=== What the task asks ===
Filter the records below for the word "this". Copy each line that holds it.

Structured figure records
[start]

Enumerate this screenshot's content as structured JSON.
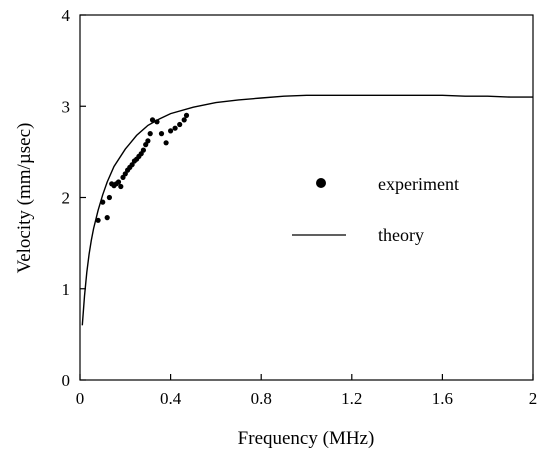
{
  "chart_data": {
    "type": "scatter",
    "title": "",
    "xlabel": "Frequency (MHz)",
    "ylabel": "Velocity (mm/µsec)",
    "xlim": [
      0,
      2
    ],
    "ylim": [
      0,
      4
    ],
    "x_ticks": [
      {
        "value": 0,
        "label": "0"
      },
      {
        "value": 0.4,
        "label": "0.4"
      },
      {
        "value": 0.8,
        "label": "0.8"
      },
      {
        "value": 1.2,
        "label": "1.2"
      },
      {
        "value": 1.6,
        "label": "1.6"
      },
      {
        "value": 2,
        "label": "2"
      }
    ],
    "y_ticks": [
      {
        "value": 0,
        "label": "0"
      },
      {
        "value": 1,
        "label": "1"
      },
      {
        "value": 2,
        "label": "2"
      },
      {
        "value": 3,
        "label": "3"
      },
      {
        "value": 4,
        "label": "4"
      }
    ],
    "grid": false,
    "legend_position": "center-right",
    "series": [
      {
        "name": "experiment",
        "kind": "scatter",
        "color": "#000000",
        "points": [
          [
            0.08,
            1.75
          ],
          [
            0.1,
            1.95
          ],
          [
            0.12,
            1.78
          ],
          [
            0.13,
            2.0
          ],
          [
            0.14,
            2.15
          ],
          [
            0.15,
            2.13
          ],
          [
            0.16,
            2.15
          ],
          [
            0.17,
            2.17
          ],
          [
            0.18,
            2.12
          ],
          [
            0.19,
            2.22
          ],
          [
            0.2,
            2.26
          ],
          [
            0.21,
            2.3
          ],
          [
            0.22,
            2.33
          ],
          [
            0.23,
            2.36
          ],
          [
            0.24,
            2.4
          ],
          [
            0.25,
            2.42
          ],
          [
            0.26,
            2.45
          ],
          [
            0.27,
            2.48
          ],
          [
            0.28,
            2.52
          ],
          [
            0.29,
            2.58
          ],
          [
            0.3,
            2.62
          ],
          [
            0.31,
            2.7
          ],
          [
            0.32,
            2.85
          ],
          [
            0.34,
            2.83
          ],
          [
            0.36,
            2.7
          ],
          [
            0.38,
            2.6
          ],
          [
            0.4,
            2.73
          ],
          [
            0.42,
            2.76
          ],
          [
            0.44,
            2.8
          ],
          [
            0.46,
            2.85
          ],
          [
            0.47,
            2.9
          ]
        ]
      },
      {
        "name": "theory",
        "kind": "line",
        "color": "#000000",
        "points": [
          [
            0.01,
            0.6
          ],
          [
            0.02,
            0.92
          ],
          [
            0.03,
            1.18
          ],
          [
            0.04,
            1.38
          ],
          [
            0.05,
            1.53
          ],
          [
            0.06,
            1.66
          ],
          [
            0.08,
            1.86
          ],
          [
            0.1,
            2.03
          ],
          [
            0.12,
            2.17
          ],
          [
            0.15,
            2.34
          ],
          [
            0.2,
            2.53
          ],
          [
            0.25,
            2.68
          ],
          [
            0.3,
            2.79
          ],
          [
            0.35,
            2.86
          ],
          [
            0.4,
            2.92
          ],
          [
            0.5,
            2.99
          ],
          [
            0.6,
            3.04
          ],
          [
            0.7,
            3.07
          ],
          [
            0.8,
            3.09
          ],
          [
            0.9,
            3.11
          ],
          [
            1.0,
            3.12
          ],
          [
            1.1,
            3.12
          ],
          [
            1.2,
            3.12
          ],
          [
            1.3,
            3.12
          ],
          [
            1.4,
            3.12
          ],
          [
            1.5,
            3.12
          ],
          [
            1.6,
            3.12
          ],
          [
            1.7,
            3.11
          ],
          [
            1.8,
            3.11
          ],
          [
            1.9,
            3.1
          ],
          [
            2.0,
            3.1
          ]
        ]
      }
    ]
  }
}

[end]
[start]

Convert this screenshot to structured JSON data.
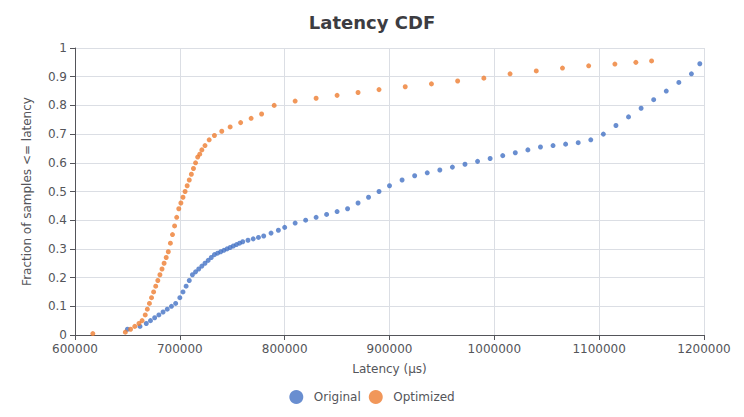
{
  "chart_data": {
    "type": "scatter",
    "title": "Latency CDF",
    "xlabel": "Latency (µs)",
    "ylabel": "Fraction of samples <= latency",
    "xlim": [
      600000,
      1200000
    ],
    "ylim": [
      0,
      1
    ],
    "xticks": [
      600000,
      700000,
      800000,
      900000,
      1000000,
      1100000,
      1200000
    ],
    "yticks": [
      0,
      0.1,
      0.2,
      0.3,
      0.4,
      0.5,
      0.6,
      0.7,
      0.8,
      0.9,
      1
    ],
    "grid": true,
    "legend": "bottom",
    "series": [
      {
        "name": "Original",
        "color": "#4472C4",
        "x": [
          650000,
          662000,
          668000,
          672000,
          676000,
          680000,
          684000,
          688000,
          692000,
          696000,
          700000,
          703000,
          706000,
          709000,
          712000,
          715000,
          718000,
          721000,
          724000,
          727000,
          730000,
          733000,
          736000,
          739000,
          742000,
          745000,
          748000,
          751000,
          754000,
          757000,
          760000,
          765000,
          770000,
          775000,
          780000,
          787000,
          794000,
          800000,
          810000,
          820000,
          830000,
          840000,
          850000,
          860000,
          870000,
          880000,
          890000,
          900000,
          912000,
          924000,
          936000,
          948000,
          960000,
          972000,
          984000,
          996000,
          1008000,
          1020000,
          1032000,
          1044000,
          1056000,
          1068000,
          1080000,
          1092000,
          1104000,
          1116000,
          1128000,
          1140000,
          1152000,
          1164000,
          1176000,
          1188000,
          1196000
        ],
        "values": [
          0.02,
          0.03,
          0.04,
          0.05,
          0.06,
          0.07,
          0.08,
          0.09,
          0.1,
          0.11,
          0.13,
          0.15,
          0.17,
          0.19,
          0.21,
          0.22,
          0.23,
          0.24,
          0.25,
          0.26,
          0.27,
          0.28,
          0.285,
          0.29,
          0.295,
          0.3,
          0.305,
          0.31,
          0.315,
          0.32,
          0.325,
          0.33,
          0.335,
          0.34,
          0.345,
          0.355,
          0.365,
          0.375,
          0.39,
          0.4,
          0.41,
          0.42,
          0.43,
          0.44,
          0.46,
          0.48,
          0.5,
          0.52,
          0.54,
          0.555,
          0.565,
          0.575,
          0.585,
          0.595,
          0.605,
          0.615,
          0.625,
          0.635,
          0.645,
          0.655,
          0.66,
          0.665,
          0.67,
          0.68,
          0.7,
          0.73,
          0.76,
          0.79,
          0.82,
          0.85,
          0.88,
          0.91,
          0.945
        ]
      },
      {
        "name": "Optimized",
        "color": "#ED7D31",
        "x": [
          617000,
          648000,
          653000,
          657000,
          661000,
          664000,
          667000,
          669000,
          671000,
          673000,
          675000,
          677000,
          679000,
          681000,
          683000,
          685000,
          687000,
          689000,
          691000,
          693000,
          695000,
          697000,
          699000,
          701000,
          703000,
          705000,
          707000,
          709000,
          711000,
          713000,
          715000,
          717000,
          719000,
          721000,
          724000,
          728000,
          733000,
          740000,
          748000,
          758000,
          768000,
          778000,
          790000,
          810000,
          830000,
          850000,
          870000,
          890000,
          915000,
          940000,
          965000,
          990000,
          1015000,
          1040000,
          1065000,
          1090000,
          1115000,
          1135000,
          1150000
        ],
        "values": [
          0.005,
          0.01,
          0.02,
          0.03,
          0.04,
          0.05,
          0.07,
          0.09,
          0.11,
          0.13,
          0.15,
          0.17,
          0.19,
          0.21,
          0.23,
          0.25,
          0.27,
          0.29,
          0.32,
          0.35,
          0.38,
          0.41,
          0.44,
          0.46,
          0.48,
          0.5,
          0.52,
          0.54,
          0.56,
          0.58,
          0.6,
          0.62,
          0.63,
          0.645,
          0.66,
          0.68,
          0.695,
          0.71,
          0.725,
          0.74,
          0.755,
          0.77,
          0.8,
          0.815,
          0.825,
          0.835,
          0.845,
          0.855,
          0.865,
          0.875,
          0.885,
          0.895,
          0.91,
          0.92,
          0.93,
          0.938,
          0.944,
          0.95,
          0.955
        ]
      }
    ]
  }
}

[end]

=== Correct answer ===
Enumerate this screenshot's content as structured JSON.
Convert this screenshot to structured JSON data.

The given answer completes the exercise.